(Entries from a dataset)
--- --- ---

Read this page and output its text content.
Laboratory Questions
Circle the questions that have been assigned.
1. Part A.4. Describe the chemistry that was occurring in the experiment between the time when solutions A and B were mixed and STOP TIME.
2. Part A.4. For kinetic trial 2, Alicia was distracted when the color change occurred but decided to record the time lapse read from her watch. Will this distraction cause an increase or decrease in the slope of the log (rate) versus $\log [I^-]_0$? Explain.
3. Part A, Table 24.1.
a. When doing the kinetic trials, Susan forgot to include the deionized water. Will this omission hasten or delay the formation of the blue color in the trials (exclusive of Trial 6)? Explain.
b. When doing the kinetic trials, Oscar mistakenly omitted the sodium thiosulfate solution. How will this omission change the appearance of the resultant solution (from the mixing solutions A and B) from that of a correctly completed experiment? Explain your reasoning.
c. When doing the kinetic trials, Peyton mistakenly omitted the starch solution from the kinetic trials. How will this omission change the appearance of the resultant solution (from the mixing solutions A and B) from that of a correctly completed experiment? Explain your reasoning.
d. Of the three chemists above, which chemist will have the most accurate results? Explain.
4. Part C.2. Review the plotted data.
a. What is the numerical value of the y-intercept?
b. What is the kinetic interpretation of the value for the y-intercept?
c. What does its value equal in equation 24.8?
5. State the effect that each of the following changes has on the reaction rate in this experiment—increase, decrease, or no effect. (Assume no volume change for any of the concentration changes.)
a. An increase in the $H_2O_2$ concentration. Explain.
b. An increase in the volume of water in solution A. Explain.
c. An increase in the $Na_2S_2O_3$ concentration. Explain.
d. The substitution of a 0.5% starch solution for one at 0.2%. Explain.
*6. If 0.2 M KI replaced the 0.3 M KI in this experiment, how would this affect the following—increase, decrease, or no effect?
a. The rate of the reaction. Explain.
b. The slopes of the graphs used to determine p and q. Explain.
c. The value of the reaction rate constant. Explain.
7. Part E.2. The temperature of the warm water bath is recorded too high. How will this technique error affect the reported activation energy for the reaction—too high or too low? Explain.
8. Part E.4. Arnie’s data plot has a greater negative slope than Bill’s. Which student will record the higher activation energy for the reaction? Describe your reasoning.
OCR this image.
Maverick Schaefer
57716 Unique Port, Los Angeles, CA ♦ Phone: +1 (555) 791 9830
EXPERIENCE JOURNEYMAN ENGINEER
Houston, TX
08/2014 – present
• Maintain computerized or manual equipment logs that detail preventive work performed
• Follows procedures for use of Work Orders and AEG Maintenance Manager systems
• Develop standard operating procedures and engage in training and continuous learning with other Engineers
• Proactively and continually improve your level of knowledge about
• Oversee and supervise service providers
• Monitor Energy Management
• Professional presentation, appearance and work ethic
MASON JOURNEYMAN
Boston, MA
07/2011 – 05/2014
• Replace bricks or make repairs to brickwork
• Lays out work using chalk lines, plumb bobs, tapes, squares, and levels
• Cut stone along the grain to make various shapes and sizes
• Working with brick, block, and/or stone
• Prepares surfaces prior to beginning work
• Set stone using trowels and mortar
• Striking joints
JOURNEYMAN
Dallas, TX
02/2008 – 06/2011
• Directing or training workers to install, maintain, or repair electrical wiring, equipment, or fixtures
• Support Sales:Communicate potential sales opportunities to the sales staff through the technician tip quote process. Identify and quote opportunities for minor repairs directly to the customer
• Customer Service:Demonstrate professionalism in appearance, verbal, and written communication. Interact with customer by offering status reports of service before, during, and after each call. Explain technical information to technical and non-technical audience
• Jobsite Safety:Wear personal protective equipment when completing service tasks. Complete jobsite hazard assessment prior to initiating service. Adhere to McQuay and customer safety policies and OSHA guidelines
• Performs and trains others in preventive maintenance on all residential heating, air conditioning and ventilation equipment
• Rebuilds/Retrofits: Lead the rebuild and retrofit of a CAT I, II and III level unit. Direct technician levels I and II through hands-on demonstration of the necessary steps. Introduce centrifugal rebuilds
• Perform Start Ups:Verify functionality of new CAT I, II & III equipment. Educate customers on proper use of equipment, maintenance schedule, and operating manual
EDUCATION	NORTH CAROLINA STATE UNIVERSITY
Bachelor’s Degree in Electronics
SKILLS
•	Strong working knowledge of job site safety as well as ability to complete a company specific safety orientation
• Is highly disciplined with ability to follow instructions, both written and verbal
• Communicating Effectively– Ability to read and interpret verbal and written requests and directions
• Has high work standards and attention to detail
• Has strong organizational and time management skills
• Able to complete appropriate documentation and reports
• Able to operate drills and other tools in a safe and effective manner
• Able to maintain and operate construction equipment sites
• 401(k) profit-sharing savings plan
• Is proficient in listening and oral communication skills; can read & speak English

--- --- ---

DO THIS:
Copy out every line holding the string "make".

EXERCISE SOLUTION:
• Replace bricks or make repairs to brickwork
• Cut stone along the grain to make various shapes and sizes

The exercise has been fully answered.